▶ JOB:
Read the records and write them out again exactly.

[Collected data]
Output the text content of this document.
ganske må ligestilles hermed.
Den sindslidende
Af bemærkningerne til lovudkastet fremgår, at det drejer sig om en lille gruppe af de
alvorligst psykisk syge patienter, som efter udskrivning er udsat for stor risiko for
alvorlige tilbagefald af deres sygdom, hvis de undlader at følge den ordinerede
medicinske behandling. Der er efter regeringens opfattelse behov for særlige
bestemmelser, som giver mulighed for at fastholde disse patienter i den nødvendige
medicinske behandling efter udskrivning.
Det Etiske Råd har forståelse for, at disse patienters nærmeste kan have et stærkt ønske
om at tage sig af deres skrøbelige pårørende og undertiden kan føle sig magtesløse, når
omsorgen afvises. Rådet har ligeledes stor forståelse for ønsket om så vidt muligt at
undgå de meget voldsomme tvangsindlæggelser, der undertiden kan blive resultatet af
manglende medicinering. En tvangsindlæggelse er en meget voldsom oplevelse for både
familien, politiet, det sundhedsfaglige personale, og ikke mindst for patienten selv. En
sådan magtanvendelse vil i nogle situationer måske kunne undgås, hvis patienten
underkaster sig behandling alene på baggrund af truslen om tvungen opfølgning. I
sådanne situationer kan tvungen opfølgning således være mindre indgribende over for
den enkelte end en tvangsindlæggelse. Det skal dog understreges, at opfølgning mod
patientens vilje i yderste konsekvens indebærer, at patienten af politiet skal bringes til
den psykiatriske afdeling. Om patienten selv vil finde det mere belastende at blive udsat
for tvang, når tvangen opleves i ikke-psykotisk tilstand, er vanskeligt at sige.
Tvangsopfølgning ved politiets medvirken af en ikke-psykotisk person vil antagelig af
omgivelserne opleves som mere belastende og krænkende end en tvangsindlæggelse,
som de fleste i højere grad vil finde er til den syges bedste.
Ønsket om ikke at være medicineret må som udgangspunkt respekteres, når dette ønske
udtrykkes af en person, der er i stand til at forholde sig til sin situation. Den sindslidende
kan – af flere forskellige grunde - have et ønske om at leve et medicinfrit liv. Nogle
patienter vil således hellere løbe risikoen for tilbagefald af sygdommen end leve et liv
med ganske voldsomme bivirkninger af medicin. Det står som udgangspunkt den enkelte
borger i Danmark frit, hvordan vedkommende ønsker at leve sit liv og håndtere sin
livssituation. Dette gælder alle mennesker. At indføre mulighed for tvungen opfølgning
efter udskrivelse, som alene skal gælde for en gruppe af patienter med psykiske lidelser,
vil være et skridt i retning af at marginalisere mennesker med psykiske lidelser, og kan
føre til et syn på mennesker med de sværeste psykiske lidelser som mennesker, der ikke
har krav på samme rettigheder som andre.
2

▶ ANSWER TO THIS EXERCISE:
Output the text content of this document.
ganske må ligestilles hermed.
Den sindslidende
Af bemærkningerne til lovudkastet fremgår, at det drejer sig om en lille gruppe af de
alvorligst psykisk syge patienter, som efter udskrivning er udsat for stor risiko for
alvorlige tilbagefald af deres sygdom, hvis de undlader at følge den ordinerede
medicinske behandling. Der er efter regeringens opfattelse behov for særlige
bestemmelser, som giver mulighed for at fastholde disse patienter i den nødvendige
medicinske behandling efter udskrivning.
Det Etiske Råd har forståelse for, at disse patienters nærmeste kan have et stærkt ønske
om at tage sig af deres skrøbelige pårørende og undertiden kan føle sig magtesløse, når
omsorgen afvises. Rådet har ligeledes stor forståelse for ønsket om så vidt muligt at
undgå de meget voldsomme tvangsindlæggelser, der undertiden kan blive resultatet af
manglende medicinering. En tvangsindlæggelse er en meget voldsom oplevelse for både
familien, politiet, det sundhedsfaglige personale, og ikke mindst for patienten selv. En
sådan magtanvendelse vil i nogle situationer måske kunne undgås, hvis patienten
underkaster sig behandling alene på baggrund af truslen om tvungen opfølgning. I
sådanne situationer kan tvungen opfølgning således være mindre indgribende over for
den enkelte end en tvangsindlæggelse. Det skal dog understreges, at opfølgning mod
patientens vilje i yderste konsekvens indebærer, at patienten af politiet skal bringes til
den psykiatriske afdeling. Om patienten selv vil finde det mere belastende at blive udsat
for tvang, når tvangen opleves i ikke-psykotisk tilstand, er vanskeligt at sige.
Tvangsopfølgning ved politiets medvirken af en ikke-psykotisk person vil antagelig af
omgivelserne opleves som mere belastende og krænkende end en tvangsindlæggelse,
som de fleste i højere grad vil finde er til den syges bedste.
Ønsket om ikke at være medicineret må som udgangspunkt respekteres, når dette ønske
udtrykkes af en person, der er i stand til at forholde sig til sin situation. Den sindslidende
kan – af flere forskellige grunde - have et ønske om at leve et medicinfrit liv. Nogle
patienter vil således hellere løbe risikoen for tilbagefald af sygdommen end leve et liv
med ganske voldsomme bivirkninger af medicin. Det står som udgangspunkt den enkelte
borger i Danmark frit, hvordan vedkommende ønsker at leve sit liv og håndtere sin
livssituation. Dette gælder alle mennesker. At indføre mulighed for tvungen opfølgning
efter udskrivelse, som alene skal gælde for en gruppe af patienter med psykiske lidelser,
vil være et skridt i retning af at marginalisere mennesker med psykiske lidelser, og kan
føre til et syn på mennesker med de sværeste psykiske lidelser som mennesker, der ikke
har krav på samme rettigheder som andre.
2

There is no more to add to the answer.